■ OBJECTIVE
Locate all lines with the word "islands" and copy them out.

**** RECORD EXTRACTS ****

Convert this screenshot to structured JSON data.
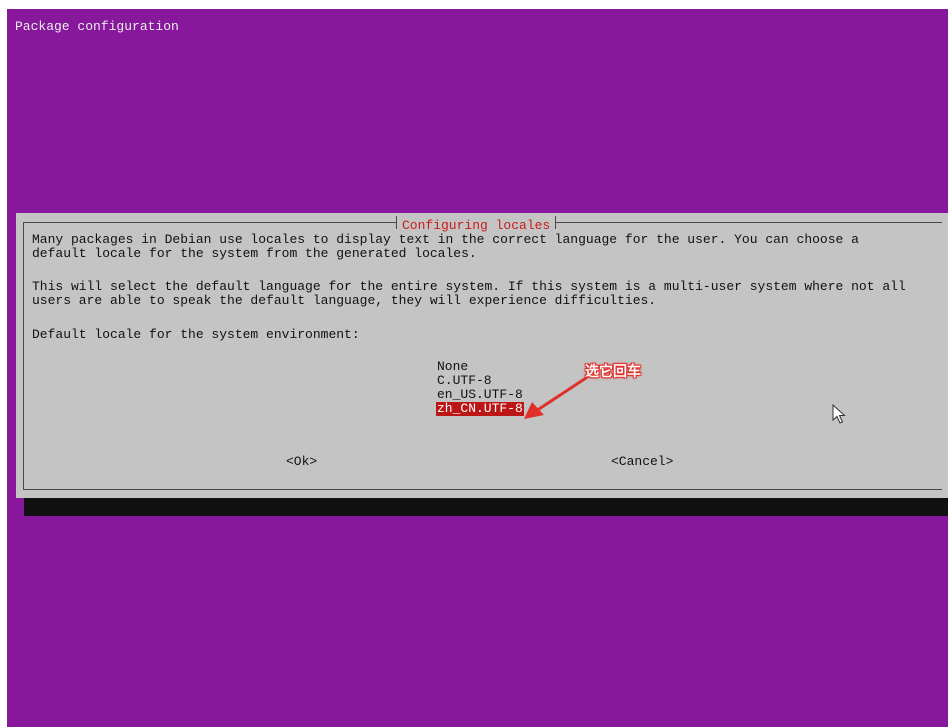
{
  "window": {
    "title": "Package configuration"
  },
  "dialog": {
    "title": "Configuring locales",
    "paragraphs": [
      "Many packages in Debian use locales to display text in the correct language for the user. You can choose a\ndefault locale for the system from the generated locales.",
      "This will select the default language for the entire system. If this system is a multi-user system where not all\nusers are able to speak the default language, they will experience difficulties.",
      "Default locale for the system environment:"
    ],
    "options": [
      "None",
      "C.UTF-8",
      "en_US.UTF-8",
      "zh_CN.UTF-8"
    ],
    "selected_option": "zh_CN.UTF-8",
    "buttons": {
      "ok": "<Ok>",
      "cancel": "<Cancel>"
    }
  },
  "annotation": {
    "text": "选它回车"
  },
  "colors": {
    "desktop": "#87189b",
    "dialog_bg": "#c4c4c4",
    "title": "#c81c1c",
    "selection": "#bc1515",
    "annotation": "#e0302a"
  },
  "icons": {
    "cursor": "mouse-pointer-icon",
    "arrow": "annotation-arrow-icon"
  }
}
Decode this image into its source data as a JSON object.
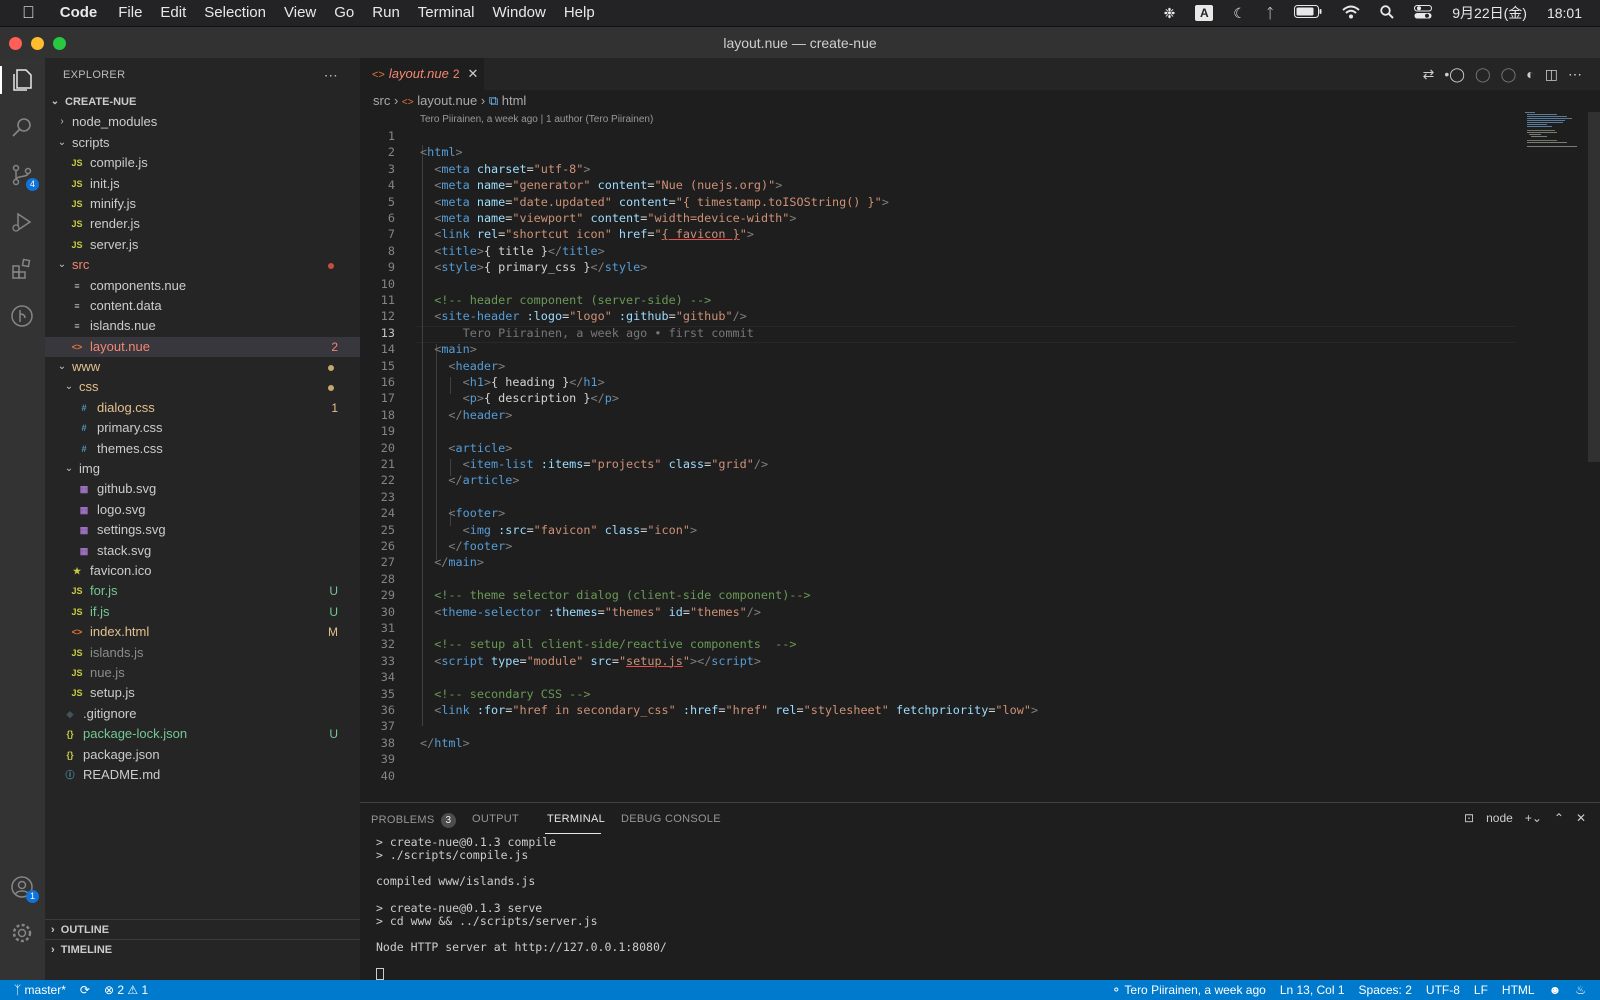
{
  "menubar": {
    "app": "Code",
    "items": [
      "File",
      "Edit",
      "Selection",
      "View",
      "Go",
      "Run",
      "Terminal",
      "Window",
      "Help"
    ],
    "ime": "A",
    "date": "9月22日(金)",
    "time": "18:01"
  },
  "window": {
    "title": "layout.nue — create-nue"
  },
  "activity": {
    "scm_badge": "4",
    "account_badge": "1"
  },
  "sidebar": {
    "title": "EXPLORER",
    "project": "CREATE-NUE",
    "outline": "OUTLINE",
    "timeline": "TIMELINE",
    "tree": [
      {
        "name": "node_modules",
        "type": "folder",
        "open": false,
        "depth": 1,
        "color": "#cccccc"
      },
      {
        "name": "scripts",
        "type": "folder",
        "open": true,
        "depth": 1,
        "color": "#cccccc"
      },
      {
        "name": "compile.js",
        "type": "js",
        "depth": 2,
        "color": "#cccccc"
      },
      {
        "name": "init.js",
        "type": "js",
        "depth": 2,
        "color": "#cccccc"
      },
      {
        "name": "minify.js",
        "type": "js",
        "depth": 2,
        "color": "#cccccc"
      },
      {
        "name": "render.js",
        "type": "js",
        "depth": 2,
        "color": "#cccccc"
      },
      {
        "name": "server.js",
        "type": "js",
        "depth": 2,
        "color": "#cccccc"
      },
      {
        "name": "src",
        "type": "folder",
        "open": true,
        "depth": 1,
        "color": "#f48771",
        "dot": "#c74e39"
      },
      {
        "name": "components.nue",
        "type": "txt",
        "depth": 2,
        "color": "#cccccc"
      },
      {
        "name": "content.data",
        "type": "txt",
        "depth": 2,
        "color": "#cccccc"
      },
      {
        "name": "islands.nue",
        "type": "txt",
        "depth": 2,
        "color": "#cccccc"
      },
      {
        "name": "layout.nue",
        "type": "nue",
        "depth": 2,
        "color": "#f48771",
        "status": "2",
        "statusColor": "#f48771",
        "selected": true
      },
      {
        "name": "www",
        "type": "folder",
        "open": true,
        "depth": 1,
        "color": "#e2c08d",
        "dot": "#c5a86b"
      },
      {
        "name": "css",
        "type": "folder",
        "open": true,
        "depth": 2,
        "color": "#e2c08d",
        "dot": "#c5a86b"
      },
      {
        "name": "dialog.css",
        "type": "css",
        "depth": 3,
        "color": "#e2c08d",
        "status": "1",
        "statusColor": "#e2c08d"
      },
      {
        "name": "primary.css",
        "type": "css",
        "depth": 3,
        "color": "#cccccc"
      },
      {
        "name": "themes.css",
        "type": "css",
        "depth": 3,
        "color": "#cccccc"
      },
      {
        "name": "img",
        "type": "folder",
        "open": true,
        "depth": 2,
        "color": "#cccccc"
      },
      {
        "name": "github.svg",
        "type": "svg",
        "depth": 3,
        "color": "#cccccc"
      },
      {
        "name": "logo.svg",
        "type": "svg",
        "depth": 3,
        "color": "#cccccc"
      },
      {
        "name": "settings.svg",
        "type": "svg",
        "depth": 3,
        "color": "#cccccc"
      },
      {
        "name": "stack.svg",
        "type": "svg",
        "depth": 3,
        "color": "#cccccc"
      },
      {
        "name": "favicon.ico",
        "type": "star",
        "depth": 2,
        "color": "#cccccc"
      },
      {
        "name": "for.js",
        "type": "js",
        "depth": 2,
        "color": "#73c991",
        "status": "U",
        "statusColor": "#73c991"
      },
      {
        "name": "if.js",
        "type": "js",
        "depth": 2,
        "color": "#73c991",
        "status": "U",
        "statusColor": "#73c991"
      },
      {
        "name": "index.html",
        "type": "nue",
        "depth": 2,
        "color": "#e2c08d",
        "status": "M",
        "statusColor": "#e2c08d"
      },
      {
        "name": "islands.js",
        "type": "js",
        "depth": 2,
        "color": "#8c8c8c"
      },
      {
        "name": "nue.js",
        "type": "js",
        "depth": 2,
        "color": "#8c8c8c"
      },
      {
        "name": "setup.js",
        "type": "js",
        "depth": 2,
        "color": "#cccccc"
      },
      {
        "name": ".gitignore",
        "type": "git",
        "depth": 1,
        "color": "#cccccc"
      },
      {
        "name": "package-lock.json",
        "type": "json",
        "depth": 1,
        "color": "#73c991",
        "status": "U",
        "statusColor": "#73c991"
      },
      {
        "name": "package.json",
        "type": "json",
        "depth": 1,
        "color": "#cccccc"
      },
      {
        "name": "README.md",
        "type": "info",
        "depth": 1,
        "color": "#cccccc"
      }
    ]
  },
  "tab": {
    "name": "layout.nue",
    "problems": "2"
  },
  "breadcrumb": {
    "folder": "src",
    "file": "layout.nue",
    "symbol": "html"
  },
  "blame": "Tero Piirainen, a week ago | 1 author (Tero Piirainen)",
  "editor": {
    "current_line": 13,
    "lines": [
      [],
      [
        [
          "t",
          "<"
        ],
        [
          "tn",
          "html"
        ],
        [
          "t",
          ">"
        ]
      ],
      [
        [
          "t",
          "  <"
        ],
        [
          "tn",
          "meta"
        ],
        [
          "p",
          " "
        ],
        [
          "at",
          "charset"
        ],
        [
          "p",
          "="
        ],
        [
          "st",
          "\"utf-8\""
        ],
        [
          "t",
          ">"
        ]
      ],
      [
        [
          "t",
          "  <"
        ],
        [
          "tn",
          "meta"
        ],
        [
          "p",
          " "
        ],
        [
          "at",
          "name"
        ],
        [
          "p",
          "="
        ],
        [
          "st",
          "\"generator\""
        ],
        [
          "p",
          " "
        ],
        [
          "at",
          "content"
        ],
        [
          "p",
          "="
        ],
        [
          "st",
          "\"Nue (nuejs.org)\""
        ],
        [
          "t",
          ">"
        ]
      ],
      [
        [
          "t",
          "  <"
        ],
        [
          "tn",
          "meta"
        ],
        [
          "p",
          " "
        ],
        [
          "at",
          "name"
        ],
        [
          "p",
          "="
        ],
        [
          "st",
          "\"date.updated\""
        ],
        [
          "p",
          " "
        ],
        [
          "at",
          "content"
        ],
        [
          "p",
          "="
        ],
        [
          "st",
          "\"{ timestamp.toISOString() }\""
        ],
        [
          "t",
          ">"
        ]
      ],
      [
        [
          "t",
          "  <"
        ],
        [
          "tn",
          "meta"
        ],
        [
          "p",
          " "
        ],
        [
          "at",
          "name"
        ],
        [
          "p",
          "="
        ],
        [
          "st",
          "\"viewport\""
        ],
        [
          "p",
          " "
        ],
        [
          "at",
          "content"
        ],
        [
          "p",
          "="
        ],
        [
          "st",
          "\"width=device-width\""
        ],
        [
          "t",
          ">"
        ]
      ],
      [
        [
          "t",
          "  <"
        ],
        [
          "tn",
          "link"
        ],
        [
          "p",
          " "
        ],
        [
          "at",
          "rel"
        ],
        [
          "p",
          "="
        ],
        [
          "st",
          "\"shortcut icon\""
        ],
        [
          "p",
          " "
        ],
        [
          "at",
          "href"
        ],
        [
          "p",
          "="
        ],
        [
          "st",
          "\""
        ],
        [
          "stu",
          "{ favicon }"
        ],
        [
          "st",
          "\""
        ],
        [
          "t",
          ">"
        ]
      ],
      [
        [
          "t",
          "  <"
        ],
        [
          "tn",
          "title"
        ],
        [
          "t",
          ">"
        ],
        [
          "p",
          "{ title }"
        ],
        [
          "t",
          "</"
        ],
        [
          "tn",
          "title"
        ],
        [
          "t",
          ">"
        ]
      ],
      [
        [
          "t",
          "  <"
        ],
        [
          "tn",
          "style"
        ],
        [
          "t",
          ">"
        ],
        [
          "p",
          "{ primary_css }"
        ],
        [
          "t",
          "</"
        ],
        [
          "tn",
          "style"
        ],
        [
          "t",
          ">"
        ]
      ],
      [],
      [
        [
          "cm",
          "  <!-- header component (server-side) -->"
        ]
      ],
      [
        [
          "t",
          "  <"
        ],
        [
          "tn",
          "site-header"
        ],
        [
          "p",
          " "
        ],
        [
          "at",
          ":logo"
        ],
        [
          "p",
          "="
        ],
        [
          "st",
          "\"logo\""
        ],
        [
          "p",
          " "
        ],
        [
          "at",
          ":github"
        ],
        [
          "p",
          "="
        ],
        [
          "st",
          "\"github\""
        ],
        [
          "t",
          "/>"
        ]
      ],
      [
        [
          "ph",
          "      Tero Piirainen, a week ago • first commit"
        ]
      ],
      [
        [
          "t",
          "  <"
        ],
        [
          "tn",
          "main"
        ],
        [
          "t",
          ">"
        ]
      ],
      [
        [
          "t",
          "    <"
        ],
        [
          "tn",
          "header"
        ],
        [
          "t",
          ">"
        ]
      ],
      [
        [
          "t",
          "      <"
        ],
        [
          "tn",
          "h1"
        ],
        [
          "t",
          ">"
        ],
        [
          "p",
          "{ heading }"
        ],
        [
          "t",
          "</"
        ],
        [
          "tn",
          "h1"
        ],
        [
          "t",
          ">"
        ]
      ],
      [
        [
          "t",
          "      <"
        ],
        [
          "tn",
          "p"
        ],
        [
          "t",
          ">"
        ],
        [
          "p",
          "{ description }"
        ],
        [
          "t",
          "</"
        ],
        [
          "tn",
          "p"
        ],
        [
          "t",
          ">"
        ]
      ],
      [
        [
          "t",
          "    </"
        ],
        [
          "tn",
          "header"
        ],
        [
          "t",
          ">"
        ]
      ],
      [],
      [
        [
          "t",
          "    <"
        ],
        [
          "tn",
          "article"
        ],
        [
          "t",
          ">"
        ]
      ],
      [
        [
          "t",
          "      <"
        ],
        [
          "tn",
          "item-list"
        ],
        [
          "p",
          " "
        ],
        [
          "at",
          ":items"
        ],
        [
          "p",
          "="
        ],
        [
          "st",
          "\"projects\""
        ],
        [
          "p",
          " "
        ],
        [
          "at",
          "class"
        ],
        [
          "p",
          "="
        ],
        [
          "st",
          "\"grid\""
        ],
        [
          "t",
          "/>"
        ]
      ],
      [
        [
          "t",
          "    </"
        ],
        [
          "tn",
          "article"
        ],
        [
          "t",
          ">"
        ]
      ],
      [],
      [
        [
          "t",
          "    <"
        ],
        [
          "tn",
          "footer"
        ],
        [
          "t",
          ">"
        ]
      ],
      [
        [
          "t",
          "      <"
        ],
        [
          "tn",
          "img"
        ],
        [
          "p",
          " "
        ],
        [
          "at",
          ":src"
        ],
        [
          "p",
          "="
        ],
        [
          "st",
          "\"favicon\""
        ],
        [
          "p",
          " "
        ],
        [
          "at",
          "class"
        ],
        [
          "p",
          "="
        ],
        [
          "st",
          "\"icon\""
        ],
        [
          "t",
          ">"
        ]
      ],
      [
        [
          "t",
          "    </"
        ],
        [
          "tn",
          "footer"
        ],
        [
          "t",
          ">"
        ]
      ],
      [
        [
          "t",
          "  </"
        ],
        [
          "tn",
          "main"
        ],
        [
          "t",
          ">"
        ]
      ],
      [],
      [
        [
          "cm",
          "  <!-- theme selector dialog (client-side component)-->"
        ]
      ],
      [
        [
          "t",
          "  <"
        ],
        [
          "tn",
          "theme-selector"
        ],
        [
          "p",
          " "
        ],
        [
          "at",
          ":themes"
        ],
        [
          "p",
          "="
        ],
        [
          "st",
          "\"themes\""
        ],
        [
          "p",
          " "
        ],
        [
          "at",
          "id"
        ],
        [
          "p",
          "="
        ],
        [
          "st",
          "\"themes\""
        ],
        [
          "t",
          "/>"
        ]
      ],
      [],
      [
        [
          "cm",
          "  <!-- setup all client-side/reactive components  -->"
        ]
      ],
      [
        [
          "t",
          "  <"
        ],
        [
          "tn",
          "script"
        ],
        [
          "p",
          " "
        ],
        [
          "at",
          "type"
        ],
        [
          "p",
          "="
        ],
        [
          "st",
          "\"module\""
        ],
        [
          "p",
          " "
        ],
        [
          "at",
          "src"
        ],
        [
          "p",
          "="
        ],
        [
          "st",
          "\""
        ],
        [
          "stu",
          "setup.js"
        ],
        [
          "st",
          "\""
        ],
        [
          "t",
          "></"
        ],
        [
          "tn",
          "script"
        ],
        [
          "t",
          ">"
        ]
      ],
      [],
      [
        [
          "cm",
          "  <!-- secondary CSS -->"
        ]
      ],
      [
        [
          "t",
          "  <"
        ],
        [
          "tn",
          "link"
        ],
        [
          "p",
          " "
        ],
        [
          "at",
          ":for"
        ],
        [
          "p",
          "="
        ],
        [
          "st",
          "\"href in secondary_css\""
        ],
        [
          "p",
          " "
        ],
        [
          "at",
          ":href"
        ],
        [
          "p",
          "="
        ],
        [
          "st",
          "\"href\""
        ],
        [
          "p",
          " "
        ],
        [
          "at",
          "rel"
        ],
        [
          "p",
          "="
        ],
        [
          "st",
          "\"stylesheet\""
        ],
        [
          "p",
          " "
        ],
        [
          "at",
          "fetchpriority"
        ],
        [
          "p",
          "="
        ],
        [
          "st",
          "\"low\""
        ],
        [
          "t",
          ">"
        ]
      ],
      [],
      [
        [
          "t",
          "</"
        ],
        [
          "tn",
          "html"
        ],
        [
          "t",
          ">"
        ]
      ],
      [],
      []
    ]
  },
  "panel": {
    "tabs": [
      {
        "label": "PROBLEMS",
        "count": "3"
      },
      {
        "label": "OUTPUT"
      },
      {
        "label": "TERMINAL",
        "active": true
      },
      {
        "label": "DEBUG CONSOLE"
      }
    ],
    "shell": "node",
    "terminal": [
      "> create-nue@0.1.3 compile",
      "> ./scripts/compile.js",
      "",
      "compiled www/islands.js",
      "",
      "> create-nue@0.1.3 serve",
      "> cd www && ../scripts/server.js",
      "",
      "Node HTTP server at http://127.0.0.1:8080/"
    ]
  },
  "status": {
    "branch": "master*",
    "errors": "2",
    "warnings": "1",
    "blame": "Tero Piirainen, a week ago",
    "position": "Ln 13, Col 1",
    "spaces": "Spaces: 2",
    "encoding": "UTF-8",
    "eol": "LF",
    "language": "HTML"
  }
}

****

■ EXERCISE OUTPUT
        "name": "islands.nue",
        "name": "islands.js",
      "compiled www/islands.js",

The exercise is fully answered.